(Written task): Tally the lines in the following entries that include the word "label"; state only the total.

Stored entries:

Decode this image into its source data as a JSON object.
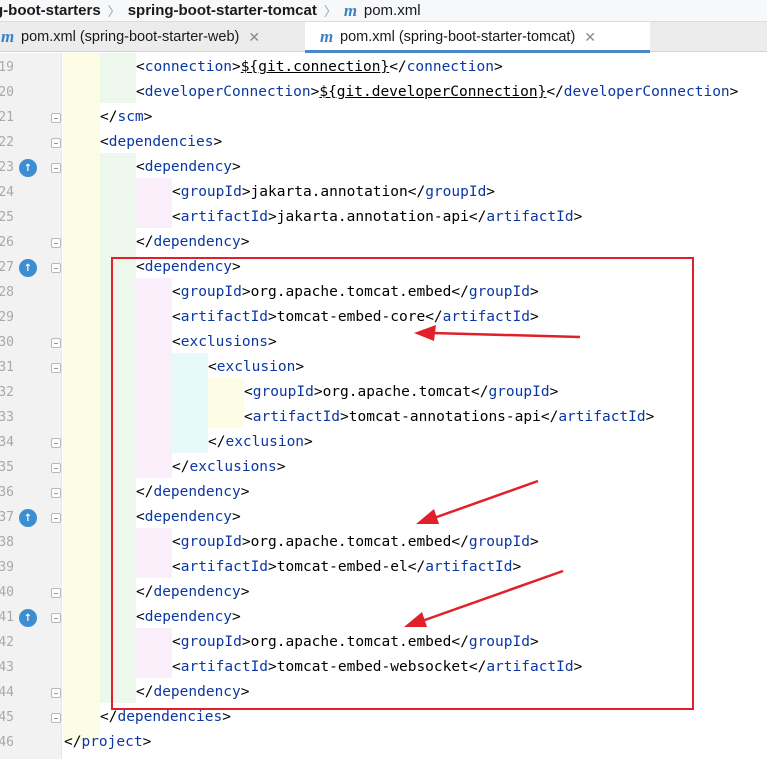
{
  "breadcrumb": {
    "items": [
      "g-boot-starters",
      "spring-boot-starter-tomcat",
      "pom.xml"
    ]
  },
  "tabs": [
    {
      "label": "pom.xml (spring-boot-starter-web)",
      "active": false,
      "icon": "maven-m-icon"
    },
    {
      "label": "pom.xml (spring-boot-starter-tomcat)",
      "active": true,
      "icon": "maven-m-icon"
    }
  ],
  "colors": {
    "tag": "#0b37a3",
    "annotation_red": "#e0202a",
    "active_tab_underline": "#4a88c7",
    "override_icon": "#3d8dd1"
  },
  "editor": {
    "lines": [
      {
        "num": "19",
        "indent": 2,
        "segments": [
          [
            "br",
            "<"
          ],
          [
            "tag",
            "connection"
          ],
          [
            "br",
            ">"
          ],
          [
            "prop",
            "${git.connection}"
          ],
          [
            "br",
            "</"
          ],
          [
            "tag",
            "connection"
          ],
          [
            "br",
            ">"
          ]
        ]
      },
      {
        "num": "20",
        "indent": 2,
        "segments": [
          [
            "br",
            "<"
          ],
          [
            "tag",
            "developerConnection"
          ],
          [
            "br",
            ">"
          ],
          [
            "prop",
            "${git.developerConnection}"
          ],
          [
            "br",
            "</"
          ],
          [
            "tag",
            "developerConnection"
          ],
          [
            "br",
            ">"
          ]
        ]
      },
      {
        "num": "21",
        "indent": 1,
        "segments": [
          [
            "br",
            "</"
          ],
          [
            "tag",
            "scm"
          ],
          [
            "br",
            ">"
          ]
        ]
      },
      {
        "num": "22",
        "indent": 1,
        "segments": [
          [
            "br",
            "<"
          ],
          [
            "tag",
            "dependencies"
          ],
          [
            "br",
            ">"
          ]
        ]
      },
      {
        "num": "23",
        "indent": 2,
        "override": true,
        "segments": [
          [
            "br",
            "<"
          ],
          [
            "tag",
            "dependency"
          ],
          [
            "br",
            ">"
          ]
        ]
      },
      {
        "num": "24",
        "indent": 3,
        "segments": [
          [
            "br",
            "<"
          ],
          [
            "tag",
            "groupId"
          ],
          [
            "br",
            ">"
          ],
          [
            "txt",
            "jakarta.annotation"
          ],
          [
            "br",
            "</"
          ],
          [
            "tag",
            "groupId"
          ],
          [
            "br",
            ">"
          ]
        ]
      },
      {
        "num": "25",
        "indent": 3,
        "segments": [
          [
            "br",
            "<"
          ],
          [
            "tag",
            "artifactId"
          ],
          [
            "br",
            ">"
          ],
          [
            "txt",
            "jakarta.annotation-api"
          ],
          [
            "br",
            "</"
          ],
          [
            "tag",
            "artifactId"
          ],
          [
            "br",
            ">"
          ]
        ]
      },
      {
        "num": "26",
        "indent": 2,
        "segments": [
          [
            "br",
            "</"
          ],
          [
            "tag",
            "dependency"
          ],
          [
            "br",
            ">"
          ]
        ]
      },
      {
        "num": "27",
        "indent": 2,
        "override": true,
        "segments": [
          [
            "br",
            "<"
          ],
          [
            "tag",
            "dependency"
          ],
          [
            "br",
            ">"
          ]
        ]
      },
      {
        "num": "28",
        "indent": 3,
        "segments": [
          [
            "br",
            "<"
          ],
          [
            "tag",
            "groupId"
          ],
          [
            "br",
            ">"
          ],
          [
            "txt",
            "org.apache.tomcat.embed"
          ],
          [
            "br",
            "</"
          ],
          [
            "tag",
            "groupId"
          ],
          [
            "br",
            ">"
          ]
        ]
      },
      {
        "num": "29",
        "indent": 3,
        "segments": [
          [
            "br",
            "<"
          ],
          [
            "tag",
            "artifactId"
          ],
          [
            "br",
            ">"
          ],
          [
            "txt",
            "tomcat-embed-core"
          ],
          [
            "br",
            "</"
          ],
          [
            "tag",
            "artifactId"
          ],
          [
            "br",
            ">"
          ]
        ]
      },
      {
        "num": "30",
        "indent": 3,
        "segments": [
          [
            "br",
            "<"
          ],
          [
            "tag",
            "exclusions"
          ],
          [
            "br",
            ">"
          ]
        ]
      },
      {
        "num": "31",
        "indent": 4,
        "segments": [
          [
            "br",
            "<"
          ],
          [
            "tag",
            "exclusion"
          ],
          [
            "br",
            ">"
          ]
        ]
      },
      {
        "num": "32",
        "indent": 5,
        "segments": [
          [
            "br",
            "<"
          ],
          [
            "tag",
            "groupId"
          ],
          [
            "br",
            ">"
          ],
          [
            "txt",
            "org.apache.tomcat"
          ],
          [
            "br",
            "</"
          ],
          [
            "tag",
            "groupId"
          ],
          [
            "br",
            ">"
          ]
        ]
      },
      {
        "num": "33",
        "indent": 5,
        "segments": [
          [
            "br",
            "<"
          ],
          [
            "tag",
            "artifactId"
          ],
          [
            "br",
            ">"
          ],
          [
            "txt",
            "tomcat-annotations-api"
          ],
          [
            "br",
            "</"
          ],
          [
            "tag",
            "artifactId"
          ],
          [
            "br",
            ">"
          ]
        ]
      },
      {
        "num": "34",
        "indent": 4,
        "segments": [
          [
            "br",
            "</"
          ],
          [
            "tag",
            "exclusion"
          ],
          [
            "br",
            ">"
          ]
        ]
      },
      {
        "num": "35",
        "indent": 3,
        "segments": [
          [
            "br",
            "</"
          ],
          [
            "tag",
            "exclusions"
          ],
          [
            "br",
            ">"
          ]
        ]
      },
      {
        "num": "36",
        "indent": 2,
        "segments": [
          [
            "br",
            "</"
          ],
          [
            "tag",
            "dependency"
          ],
          [
            "br",
            ">"
          ]
        ]
      },
      {
        "num": "37",
        "indent": 2,
        "override": true,
        "segments": [
          [
            "br",
            "<"
          ],
          [
            "tag",
            "dependency"
          ],
          [
            "br",
            ">"
          ]
        ]
      },
      {
        "num": "38",
        "indent": 3,
        "segments": [
          [
            "br",
            "<"
          ],
          [
            "tag",
            "groupId"
          ],
          [
            "br",
            ">"
          ],
          [
            "txt",
            "org.apache.tomcat.embed"
          ],
          [
            "br",
            "</"
          ],
          [
            "tag",
            "groupId"
          ],
          [
            "br",
            ">"
          ]
        ]
      },
      {
        "num": "39",
        "indent": 3,
        "segments": [
          [
            "br",
            "<"
          ],
          [
            "tag",
            "artifactId"
          ],
          [
            "br",
            ">"
          ],
          [
            "txt",
            "tomcat-embed-el"
          ],
          [
            "br",
            "</"
          ],
          [
            "tag",
            "artifactId"
          ],
          [
            "br",
            ">"
          ]
        ]
      },
      {
        "num": "40",
        "indent": 2,
        "segments": [
          [
            "br",
            "</"
          ],
          [
            "tag",
            "dependency"
          ],
          [
            "br",
            ">"
          ]
        ]
      },
      {
        "num": "41",
        "indent": 2,
        "override": true,
        "segments": [
          [
            "br",
            "<"
          ],
          [
            "tag",
            "dependency"
          ],
          [
            "br",
            ">"
          ]
        ]
      },
      {
        "num": "42",
        "indent": 3,
        "segments": [
          [
            "br",
            "<"
          ],
          [
            "tag",
            "groupId"
          ],
          [
            "br",
            ">"
          ],
          [
            "txt",
            "org.apache.tomcat.embed"
          ],
          [
            "br",
            "</"
          ],
          [
            "tag",
            "groupId"
          ],
          [
            "br",
            ">"
          ]
        ]
      },
      {
        "num": "43",
        "indent": 3,
        "segments": [
          [
            "br",
            "<"
          ],
          [
            "tag",
            "artifactId"
          ],
          [
            "br",
            ">"
          ],
          [
            "txt",
            "tomcat-embed-websocket"
          ],
          [
            "br",
            "</"
          ],
          [
            "tag",
            "artifactId"
          ],
          [
            "br",
            ">"
          ]
        ]
      },
      {
        "num": "44",
        "indent": 2,
        "segments": [
          [
            "br",
            "</"
          ],
          [
            "tag",
            "dependency"
          ],
          [
            "br",
            ">"
          ]
        ]
      },
      {
        "num": "45",
        "indent": 1,
        "segments": [
          [
            "br",
            "</"
          ],
          [
            "tag",
            "dependencies"
          ],
          [
            "br",
            ">"
          ]
        ]
      },
      {
        "num": "46",
        "indent": 0,
        "segments": [
          [
            "br",
            "</"
          ],
          [
            "tag",
            "project"
          ],
          [
            "br",
            ">"
          ]
        ]
      }
    ]
  }
}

(Output for this task): 2